Extract every record, keeping each one exactly as it is.

— Start Materials provided —

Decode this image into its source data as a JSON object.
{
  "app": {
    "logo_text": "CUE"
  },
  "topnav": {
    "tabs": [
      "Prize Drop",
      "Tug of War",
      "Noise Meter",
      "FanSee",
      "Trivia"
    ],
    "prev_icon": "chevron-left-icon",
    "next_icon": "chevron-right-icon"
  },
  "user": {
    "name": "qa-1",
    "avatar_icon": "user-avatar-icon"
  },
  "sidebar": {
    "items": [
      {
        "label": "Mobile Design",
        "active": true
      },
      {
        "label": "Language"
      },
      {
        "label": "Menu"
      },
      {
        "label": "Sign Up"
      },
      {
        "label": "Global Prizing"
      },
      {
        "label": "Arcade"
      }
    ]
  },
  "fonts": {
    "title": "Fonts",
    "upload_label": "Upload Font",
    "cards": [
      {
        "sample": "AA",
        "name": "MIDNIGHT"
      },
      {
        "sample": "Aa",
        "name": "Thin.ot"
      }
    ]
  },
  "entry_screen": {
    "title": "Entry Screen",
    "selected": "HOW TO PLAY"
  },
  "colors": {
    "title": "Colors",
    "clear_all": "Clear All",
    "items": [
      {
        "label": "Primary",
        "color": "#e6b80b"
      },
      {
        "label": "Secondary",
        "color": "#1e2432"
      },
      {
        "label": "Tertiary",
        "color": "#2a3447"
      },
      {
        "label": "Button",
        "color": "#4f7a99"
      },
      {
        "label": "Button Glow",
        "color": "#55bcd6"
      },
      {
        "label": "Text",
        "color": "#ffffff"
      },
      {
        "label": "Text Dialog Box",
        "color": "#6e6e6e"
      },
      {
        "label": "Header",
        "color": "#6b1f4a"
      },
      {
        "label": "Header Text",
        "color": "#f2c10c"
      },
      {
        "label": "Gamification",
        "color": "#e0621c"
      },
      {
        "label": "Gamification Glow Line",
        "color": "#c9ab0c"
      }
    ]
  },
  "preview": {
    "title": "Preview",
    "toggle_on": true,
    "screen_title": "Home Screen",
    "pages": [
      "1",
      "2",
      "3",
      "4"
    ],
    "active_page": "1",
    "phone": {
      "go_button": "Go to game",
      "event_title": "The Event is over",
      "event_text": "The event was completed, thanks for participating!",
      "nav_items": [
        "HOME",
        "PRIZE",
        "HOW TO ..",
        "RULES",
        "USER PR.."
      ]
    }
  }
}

— End Materials provided —

▶ **Task output**:
Decode this image into its source data as a JSON object.
{
  "app": {
    "logo_text": "CUE"
  },
  "topnav": {
    "tabs": [
      "Prize Drop",
      "Tug of War",
      "Noise Meter",
      "FanSee",
      "Trivia"
    ],
    "prev_icon": "chevron-left-icon",
    "next_icon": "chevron-right-icon"
  },
  "user": {
    "name": "qa-1",
    "avatar_icon": "user-avatar-icon"
  },
  "sidebar": {
    "items": [
      {
        "label": "Mobile Design",
        "active": true
      },
      {
        "label": "Language"
      },
      {
        "label": "Menu"
      },
      {
        "label": "Sign Up"
      },
      {
        "label": "Global Prizing"
      },
      {
        "label": "Arcade"
      }
    ]
  },
  "fonts": {
    "title": "Fonts",
    "upload_label": "Upload Font",
    "cards": [
      {
        "sample": "AA",
        "name": "MIDNIGHT"
      },
      {
        "sample": "Aa",
        "name": "Thin.ot"
      }
    ]
  },
  "entry_screen": {
    "title": "Entry Screen",
    "selected": "HOW TO PLAY"
  },
  "colors": {
    "title": "Colors",
    "clear_all": "Clear All",
    "items": [
      {
        "label": "Primary",
        "color": "#e6b80b"
      },
      {
        "label": "Secondary",
        "color": "#1e2432"
      },
      {
        "label": "Tertiary",
        "color": "#2a3447"
      },
      {
        "label": "Button",
        "color": "#4f7a99"
      },
      {
        "label": "Button Glow",
        "color": "#55bcd6"
      },
      {
        "label": "Text",
        "color": "#ffffff"
      },
      {
        "label": "Text Dialog Box",
        "color": "#6e6e6e"
      },
      {
        "label": "Header",
        "color": "#6b1f4a"
      },
      {
        "label": "Header Text",
        "color": "#f2c10c"
      },
      {
        "label": "Gamification",
        "color": "#e0621c"
      },
      {
        "label": "Gamification Glow Line",
        "color": "#c9ab0c"
      }
    ]
  },
  "preview": {
    "title": "Preview",
    "toggle_on": true,
    "screen_title": "Home Screen",
    "pages": [
      "1",
      "2",
      "3",
      "4"
    ],
    "active_page": "1",
    "phone": {
      "go_button": "Go to game",
      "event_title": "The Event is over",
      "event_text": "The event was completed, thanks for participating!",
      "nav_items": [
        "HOME",
        "PRIZE",
        "HOW TO ..",
        "RULES",
        "USER PR.."
      ]
    }
  }
}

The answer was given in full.